Dataset entries:

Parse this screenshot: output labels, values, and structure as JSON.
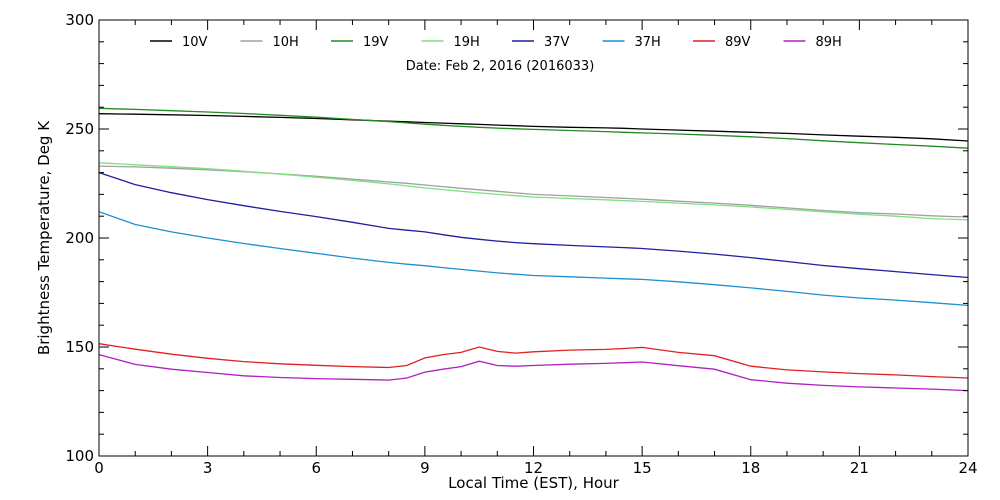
{
  "chart_data": {
    "type": "line",
    "title": "",
    "annotation": "Date: Feb  2, 2016 (2016033)",
    "xlabel": "Local Time (EST), Hour",
    "ylabel": "Brightness Temperature, Deg K",
    "xlim": [
      0,
      24
    ],
    "ylim": [
      100,
      300
    ],
    "xticks": [
      0,
      3,
      6,
      9,
      12,
      15,
      18,
      21,
      24
    ],
    "yticks": [
      100,
      150,
      200,
      250,
      300
    ],
    "legend_placement": "top",
    "grid": false,
    "x": [
      0,
      1,
      2,
      3,
      4,
      5,
      6,
      7,
      8,
      8.5,
      9,
      9.5,
      10,
      10.5,
      11,
      11.5,
      12,
      13,
      14,
      14.5,
      15,
      16,
      17,
      18,
      19,
      20,
      21,
      22,
      23,
      24
    ],
    "series": [
      {
        "name": "10V",
        "color": "#000000",
        "values": [
          257,
          256.8,
          256.5,
          256.2,
          255.8,
          255.3,
          254.8,
          254.2,
          253.6,
          253.3,
          253,
          252.7,
          252.4,
          252.1,
          251.8,
          251.5,
          251.2,
          250.8,
          250.5,
          250.3,
          250,
          249.5,
          249,
          248.5,
          248,
          247.3,
          246.7,
          246.2,
          245.5,
          244.5
        ]
      },
      {
        "name": "10H",
        "color": "#a0a0a0",
        "values": [
          233,
          232.6,
          232,
          231.3,
          230.4,
          229.4,
          228.3,
          227,
          225.7,
          225.1,
          224.3,
          223.6,
          222.8,
          222.1,
          221.4,
          220.7,
          220,
          219.3,
          218.6,
          218.2,
          217.8,
          216.9,
          216,
          215,
          213.8,
          212.6,
          211.6,
          211,
          210.2,
          209.6
        ]
      },
      {
        "name": "19V",
        "color": "#228b22",
        "values": [
          259.5,
          259,
          258.4,
          257.8,
          257.1,
          256.3,
          255.4,
          254.4,
          253.4,
          252.8,
          252.2,
          251.7,
          251.2,
          250.8,
          250.4,
          250.1,
          249.8,
          249.3,
          248.8,
          248.5,
          248.2,
          247.7,
          247.1,
          246.4,
          245.6,
          244.6,
          243.7,
          242.9,
          242.1,
          241.2
        ]
      },
      {
        "name": "19H",
        "color": "#7fe07f",
        "values": [
          234.5,
          233.6,
          232.7,
          231.8,
          230.6,
          229.3,
          227.9,
          226.4,
          224.8,
          223.9,
          223,
          222.2,
          221.4,
          220.7,
          220,
          219.4,
          218.8,
          218.1,
          217.5,
          217.1,
          216.8,
          216,
          215.2,
          214.2,
          213.1,
          212,
          210.9,
          210,
          208.9,
          208.3
        ]
      },
      {
        "name": "37V",
        "color": "#1f1fa0",
        "values": [
          230,
          224.5,
          220.8,
          217.6,
          214.8,
          212.2,
          209.8,
          207.2,
          204.4,
          203.6,
          202.8,
          201.5,
          200.3,
          199.4,
          198.6,
          197.9,
          197.4,
          196.6,
          195.9,
          195.6,
          195.2,
          194,
          192.6,
          191,
          189.2,
          187.4,
          185.9,
          184.6,
          183.2,
          181.9
        ]
      },
      {
        "name": "37H",
        "color": "#1e90d0",
        "values": [
          212,
          206.2,
          202.8,
          200,
          197.5,
          195.2,
          193,
          190.8,
          188.8,
          188,
          187.3,
          186.4,
          185.6,
          184.8,
          184,
          183.4,
          182.8,
          182.2,
          181.6,
          181.3,
          181,
          179.9,
          178.6,
          177.1,
          175.5,
          173.8,
          172.5,
          171.5,
          170.3,
          169.1
        ]
      },
      {
        "name": "89V",
        "color": "#e02020",
        "values": [
          151.5,
          149,
          146.7,
          144.8,
          143.3,
          142.3,
          141.6,
          141,
          140.6,
          141.5,
          145,
          146.5,
          147.5,
          150,
          148,
          147.2,
          147.8,
          148.6,
          148.9,
          149.3,
          149.8,
          147.5,
          146,
          141.2,
          139.5,
          138.6,
          137.8,
          137.2,
          136.4,
          135.8
        ]
      },
      {
        "name": "89H",
        "color": "#b020c0",
        "values": [
          146.5,
          142,
          139.8,
          138.3,
          136.8,
          136,
          135.5,
          135.2,
          134.8,
          135.8,
          138.5,
          139.8,
          141,
          143.5,
          141.5,
          141.2,
          141.5,
          142.1,
          142.5,
          142.8,
          143.1,
          141.4,
          139.8,
          135,
          133.4,
          132.4,
          131.7,
          131.2,
          130.7,
          130
        ]
      }
    ]
  }
}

Task directions: Within the data above, count the lines that contain the string "name"; the reply is the number alone.

Task response: 8